Problem => All of the material should be reproduced exactly, with pictures left out.
###
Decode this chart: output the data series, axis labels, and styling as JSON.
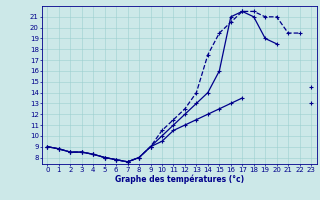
{
  "title": "Graphe des températures (°c)",
  "bg_color": "#cce8e8",
  "line_color": "#00008b",
  "grid_color": "#9dcfcf",
  "yticks": [
    8,
    9,
    10,
    11,
    12,
    13,
    14,
    15,
    16,
    17,
    18,
    19,
    20,
    21
  ],
  "xticks": [
    0,
    1,
    2,
    3,
    4,
    5,
    6,
    7,
    8,
    9,
    10,
    11,
    12,
    13,
    14,
    15,
    16,
    17,
    18,
    19,
    20,
    21,
    22,
    23
  ],
  "xlim": [
    -0.5,
    23.5
  ],
  "ylim": [
    7.4,
    22.0
  ],
  "curve_dashed": {
    "x": [
      0,
      1,
      2,
      3,
      4,
      5,
      6,
      7,
      8,
      9,
      10,
      11,
      12,
      13,
      14,
      15,
      16,
      17,
      18,
      19,
      20,
      21,
      22,
      23
    ],
    "y": [
      9,
      8.8,
      8.5,
      8.5,
      8.3,
      8.0,
      7.8,
      7.6,
      8.0,
      9.0,
      10.5,
      11.5,
      12.5,
      14.0,
      17.5,
      19.5,
      20.5,
      21.5,
      21.5,
      21.0,
      21.0,
      19.5,
      19.5,
      null
    ]
  },
  "curve_solid1": {
    "x": [
      0,
      1,
      2,
      3,
      4,
      5,
      6,
      7,
      8,
      9,
      10,
      11,
      12,
      13,
      14,
      15,
      16,
      17,
      18,
      19,
      20,
      21,
      22,
      23
    ],
    "y": [
      9,
      8.8,
      8.5,
      8.5,
      8.3,
      8.0,
      7.8,
      7.6,
      8.0,
      9.0,
      10.0,
      11.0,
      12.0,
      13.0,
      14.0,
      16.0,
      21.0,
      21.5,
      21.0,
      19.0,
      18.5,
      null,
      null,
      14.5
    ]
  },
  "curve_solid2": {
    "x": [
      0,
      1,
      2,
      3,
      4,
      5,
      6,
      7,
      8,
      9,
      10,
      11,
      12,
      13,
      14,
      15,
      16,
      17,
      18,
      19,
      20,
      21,
      22,
      23
    ],
    "y": [
      9,
      8.8,
      8.5,
      8.5,
      8.3,
      8.0,
      7.8,
      7.6,
      8.0,
      9.0,
      9.5,
      10.5,
      11.0,
      11.5,
      12.0,
      12.5,
      13.0,
      13.5,
      null,
      null,
      null,
      null,
      null,
      13.0
    ]
  }
}
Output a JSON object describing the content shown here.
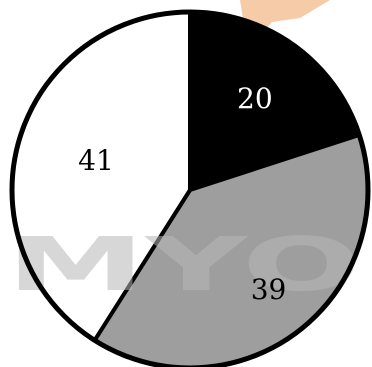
{
  "chart_data": {
    "type": "pie",
    "categories": [
      "",
      "",
      ""
    ],
    "values": [
      20,
      39,
      41
    ],
    "slice_colors": [
      "#000000",
      "#9e9e9e",
      "#ffffff"
    ],
    "label_colors": [
      "#ffffff",
      "#000000",
      "#000000"
    ],
    "data_labels": [
      "20",
      "39",
      "41"
    ],
    "start_angle": "12 o'clock",
    "direction": "clockwise",
    "outline_color": "#000000"
  },
  "watermark": {
    "text": "MYO"
  }
}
###
Exercise solution =>
Decode this chart: output the data series, axis labels, and styling as JSON.
{
  "title": "Graphe des températures (°c)",
  "bg_color": "#cce8e8",
  "line_color": "#00008b",
  "grid_color": "#9dcfcf",
  "yticks": [
    8,
    9,
    10,
    11,
    12,
    13,
    14,
    15,
    16,
    17,
    18,
    19,
    20,
    21
  ],
  "xticks": [
    0,
    1,
    2,
    3,
    4,
    5,
    6,
    7,
    8,
    9,
    10,
    11,
    12,
    13,
    14,
    15,
    16,
    17,
    18,
    19,
    20,
    21,
    22,
    23
  ],
  "xlim": [
    -0.5,
    23.5
  ],
  "ylim": [
    7.4,
    22.0
  ],
  "curve_dashed": {
    "x": [
      0,
      1,
      2,
      3,
      4,
      5,
      6,
      7,
      8,
      9,
      10,
      11,
      12,
      13,
      14,
      15,
      16,
      17,
      18,
      19,
      20,
      21,
      22,
      23
    ],
    "y": [
      9,
      8.8,
      8.5,
      8.5,
      8.3,
      8.0,
      7.8,
      7.6,
      8.0,
      9.0,
      10.5,
      11.5,
      12.5,
      14.0,
      17.5,
      19.5,
      20.5,
      21.5,
      21.5,
      21.0,
      21.0,
      19.5,
      19.5,
      null
    ]
  },
  "curve_solid1": {
    "x": [
      0,
      1,
      2,
      3,
      4,
      5,
      6,
      7,
      8,
      9,
      10,
      11,
      12,
      13,
      14,
      15,
      16,
      17,
      18,
      19,
      20,
      21,
      22,
      23
    ],
    "y": [
      9,
      8.8,
      8.5,
      8.5,
      8.3,
      8.0,
      7.8,
      7.6,
      8.0,
      9.0,
      10.0,
      11.0,
      12.0,
      13.0,
      14.0,
      16.0,
      21.0,
      21.5,
      21.0,
      19.0,
      18.5,
      null,
      null,
      14.5
    ]
  },
  "curve_solid2": {
    "x": [
      0,
      1,
      2,
      3,
      4,
      5,
      6,
      7,
      8,
      9,
      10,
      11,
      12,
      13,
      14,
      15,
      16,
      17,
      18,
      19,
      20,
      21,
      22,
      23
    ],
    "y": [
      9,
      8.8,
      8.5,
      8.5,
      8.3,
      8.0,
      7.8,
      7.6,
      8.0,
      9.0,
      9.5,
      10.5,
      11.0,
      11.5,
      12.0,
      12.5,
      13.0,
      13.5,
      null,
      null,
      null,
      null,
      null,
      13.0
    ]
  }
}
Output a JSON object describing the content shown here.
{
  "chart_data": {
    "type": "pie",
    "categories": [
      "",
      "",
      ""
    ],
    "values": [
      20,
      39,
      41
    ],
    "slice_colors": [
      "#000000",
      "#9e9e9e",
      "#ffffff"
    ],
    "label_colors": [
      "#ffffff",
      "#000000",
      "#000000"
    ],
    "data_labels": [
      "20",
      "39",
      "41"
    ],
    "start_angle": "12 o'clock",
    "direction": "clockwise",
    "outline_color": "#000000"
  },
  "watermark": {
    "text": "MYO"
  }
}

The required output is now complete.